— start of DATA RECORDS —

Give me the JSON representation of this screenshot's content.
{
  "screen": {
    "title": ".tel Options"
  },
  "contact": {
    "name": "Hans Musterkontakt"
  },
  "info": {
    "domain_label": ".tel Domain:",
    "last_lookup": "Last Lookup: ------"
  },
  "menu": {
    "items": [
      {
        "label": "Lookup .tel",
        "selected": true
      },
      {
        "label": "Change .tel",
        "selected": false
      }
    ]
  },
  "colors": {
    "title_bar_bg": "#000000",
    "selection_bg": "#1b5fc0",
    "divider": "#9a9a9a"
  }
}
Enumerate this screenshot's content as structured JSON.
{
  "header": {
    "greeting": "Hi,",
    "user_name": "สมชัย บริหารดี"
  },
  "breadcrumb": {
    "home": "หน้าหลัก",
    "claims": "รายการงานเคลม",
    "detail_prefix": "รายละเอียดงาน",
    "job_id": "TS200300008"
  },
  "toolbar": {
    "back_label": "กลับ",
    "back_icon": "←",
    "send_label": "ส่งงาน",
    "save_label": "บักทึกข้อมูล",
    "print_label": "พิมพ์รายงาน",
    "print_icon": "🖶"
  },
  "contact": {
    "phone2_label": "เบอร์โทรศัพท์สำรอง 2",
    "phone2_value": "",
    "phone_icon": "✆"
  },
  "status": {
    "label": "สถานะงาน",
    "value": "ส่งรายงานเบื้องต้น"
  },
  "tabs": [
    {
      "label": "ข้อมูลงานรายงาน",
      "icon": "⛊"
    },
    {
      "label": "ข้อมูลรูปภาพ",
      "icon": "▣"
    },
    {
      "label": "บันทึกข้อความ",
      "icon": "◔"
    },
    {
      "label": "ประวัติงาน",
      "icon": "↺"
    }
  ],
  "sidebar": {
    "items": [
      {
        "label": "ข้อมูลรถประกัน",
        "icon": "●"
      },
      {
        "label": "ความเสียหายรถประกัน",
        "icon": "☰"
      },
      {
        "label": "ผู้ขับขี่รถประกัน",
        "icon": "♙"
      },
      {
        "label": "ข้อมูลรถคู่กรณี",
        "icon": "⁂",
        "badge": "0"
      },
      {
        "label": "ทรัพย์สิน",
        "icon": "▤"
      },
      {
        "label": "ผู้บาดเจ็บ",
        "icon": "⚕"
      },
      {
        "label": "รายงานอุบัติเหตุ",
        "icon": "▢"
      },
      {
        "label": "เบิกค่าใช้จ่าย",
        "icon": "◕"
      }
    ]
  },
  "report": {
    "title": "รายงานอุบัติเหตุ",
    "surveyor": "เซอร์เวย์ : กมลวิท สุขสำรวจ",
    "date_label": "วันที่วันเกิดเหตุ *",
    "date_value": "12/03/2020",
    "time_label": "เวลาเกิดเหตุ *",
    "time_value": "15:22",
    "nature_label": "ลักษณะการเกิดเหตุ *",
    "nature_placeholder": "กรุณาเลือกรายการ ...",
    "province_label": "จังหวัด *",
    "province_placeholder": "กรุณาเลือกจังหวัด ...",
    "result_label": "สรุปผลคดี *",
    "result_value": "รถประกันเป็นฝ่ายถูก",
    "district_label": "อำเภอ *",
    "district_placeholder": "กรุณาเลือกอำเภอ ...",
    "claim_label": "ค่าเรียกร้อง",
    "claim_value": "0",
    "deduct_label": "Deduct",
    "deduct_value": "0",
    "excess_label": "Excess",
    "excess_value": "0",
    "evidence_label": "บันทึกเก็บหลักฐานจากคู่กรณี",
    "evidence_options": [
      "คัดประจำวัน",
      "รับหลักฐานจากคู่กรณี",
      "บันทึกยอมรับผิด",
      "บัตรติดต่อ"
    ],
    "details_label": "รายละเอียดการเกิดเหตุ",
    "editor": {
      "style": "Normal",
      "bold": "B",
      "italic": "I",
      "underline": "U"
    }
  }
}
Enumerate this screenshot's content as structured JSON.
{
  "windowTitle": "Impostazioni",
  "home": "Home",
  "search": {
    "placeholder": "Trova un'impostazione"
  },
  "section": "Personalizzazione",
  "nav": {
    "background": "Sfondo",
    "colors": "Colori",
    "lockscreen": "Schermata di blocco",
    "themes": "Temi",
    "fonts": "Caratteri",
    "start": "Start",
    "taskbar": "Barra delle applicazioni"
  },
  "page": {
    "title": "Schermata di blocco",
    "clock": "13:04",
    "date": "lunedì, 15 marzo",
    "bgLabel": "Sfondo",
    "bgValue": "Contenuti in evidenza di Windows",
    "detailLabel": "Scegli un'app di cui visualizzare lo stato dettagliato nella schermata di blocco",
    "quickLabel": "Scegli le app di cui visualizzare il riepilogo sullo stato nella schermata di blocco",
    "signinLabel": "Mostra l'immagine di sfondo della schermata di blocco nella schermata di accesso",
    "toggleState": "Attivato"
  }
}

— end of DATA RECORDS —

Write an exact transcription of every entry above.

Give me the JSON representation of this screenshot's content.
{
  "screen": {
    "title": ".tel Options"
  },
  "contact": {
    "name": "Hans Musterkontakt"
  },
  "info": {
    "domain_label": ".tel Domain:",
    "last_lookup": "Last Lookup: ------"
  },
  "menu": {
    "items": [
      {
        "label": "Lookup .tel",
        "selected": true
      },
      {
        "label": "Change .tel",
        "selected": false
      }
    ]
  },
  "colors": {
    "title_bar_bg": "#000000",
    "selection_bg": "#1b5fc0",
    "divider": "#9a9a9a"
  }
}
Enumerate this screenshot's content as structured JSON.
{
  "header": {
    "greeting": "Hi,",
    "user_name": "สมชัย บริหารดี"
  },
  "breadcrumb": {
    "home": "หน้าหลัก",
    "claims": "รายการงานเคลม",
    "detail_prefix": "รายละเอียดงาน",
    "job_id": "TS200300008"
  },
  "toolbar": {
    "back_label": "กลับ",
    "back_icon": "←",
    "send_label": "ส่งงาน",
    "save_label": "บักทึกข้อมูล",
    "print_label": "พิมพ์รายงาน",
    "print_icon": "🖶"
  },
  "contact": {
    "phone2_label": "เบอร์โทรศัพท์สำรอง 2",
    "phone2_value": "",
    "phone_icon": "✆"
  },
  "status": {
    "label": "สถานะงาน",
    "value": "ส่งรายงานเบื้องต้น"
  },
  "tabs": [
    {
      "label": "ข้อมูลงานรายงาน",
      "icon": "⛊"
    },
    {
      "label": "ข้อมูลรูปภาพ",
      "icon": "▣"
    },
    {
      "label": "บันทึกข้อความ",
      "icon": "◔"
    },
    {
      "label": "ประวัติงาน",
      "icon": "↺"
    }
  ],
  "sidebar": {
    "items": [
      {
        "label": "ข้อมูลรถประกัน",
        "icon": "●"
      },
      {
        "label": "ความเสียหายรถประกัน",
        "icon": "☰"
      },
      {
        "label": "ผู้ขับขี่รถประกัน",
        "icon": "♙"
      },
      {
        "label": "ข้อมูลรถคู่กรณี",
        "icon": "⁂",
        "badge": "0"
      },
      {
        "label": "ทรัพย์สิน",
        "icon": "▤"
      },
      {
        "label": "ผู้บาดเจ็บ",
        "icon": "⚕"
      },
      {
        "label": "รายงานอุบัติเหตุ",
        "icon": "▢"
      },
      {
        "label": "เบิกค่าใช้จ่าย",
        "icon": "◕"
      }
    ]
  },
  "report": {
    "title": "รายงานอุบัติเหตุ",
    "surveyor": "เซอร์เวย์ : กมลวิท สุขสำรวจ",
    "date_label": "วันที่วันเกิดเหตุ *",
    "date_value": "12/03/2020",
    "time_label": "เวลาเกิดเหตุ *",
    "time_value": "15:22",
    "nature_label": "ลักษณะการเกิดเหตุ *",
    "nature_placeholder": "กรุณาเลือกรายการ ...",
    "province_label": "จังหวัด *",
    "province_placeholder": "กรุณาเลือกจังหวัด ...",
    "result_label": "สรุปผลคดี *",
    "result_value": "รถประกันเป็นฝ่ายถูก",
    "district_label": "อำเภอ *",
    "district_placeholder": "กรุณาเลือกอำเภอ ...",
    "claim_label": "ค่าเรียกร้อง",
    "claim_value": "0",
    "deduct_label": "Deduct",
    "deduct_value": "0",
    "excess_label": "Excess",
    "excess_value": "0",
    "evidence_label": "บันทึกเก็บหลักฐานจากคู่กรณี",
    "evidence_options": [
      "คัดประจำวัน",
      "รับหลักฐานจากคู่กรณี",
      "บันทึกยอมรับผิด",
      "บัตรติดต่อ"
    ],
    "details_label": "รายละเอียดการเกิดเหตุ",
    "editor": {
      "style": "Normal",
      "bold": "B",
      "italic": "I",
      "underline": "U"
    }
  }
}
Enumerate this screenshot's content as structured JSON.
{
  "windowTitle": "Impostazioni",
  "home": "Home",
  "search": {
    "placeholder": "Trova un'impostazione"
  },
  "section": "Personalizzazione",
  "nav": {
    "background": "Sfondo",
    "colors": "Colori",
    "lockscreen": "Schermata di blocco",
    "themes": "Temi",
    "fonts": "Caratteri",
    "start": "Start",
    "taskbar": "Barra delle applicazioni"
  },
  "page": {
    "title": "Schermata di blocco",
    "clock": "13:04",
    "date": "lunedì, 15 marzo",
    "bgLabel": "Sfondo",
    "bgValue": "Contenuti in evidenza di Windows",
    "detailLabel": "Scegli un'app di cui visualizzare lo stato dettagliato nella schermata di blocco",
    "quickLabel": "Scegli le app di cui visualizzare il riepilogo sullo stato nella schermata di blocco",
    "signinLabel": "Mostra l'immagine di sfondo della schermata di blocco nella schermata di accesso",
    "toggleState": "Attivato"
  }
}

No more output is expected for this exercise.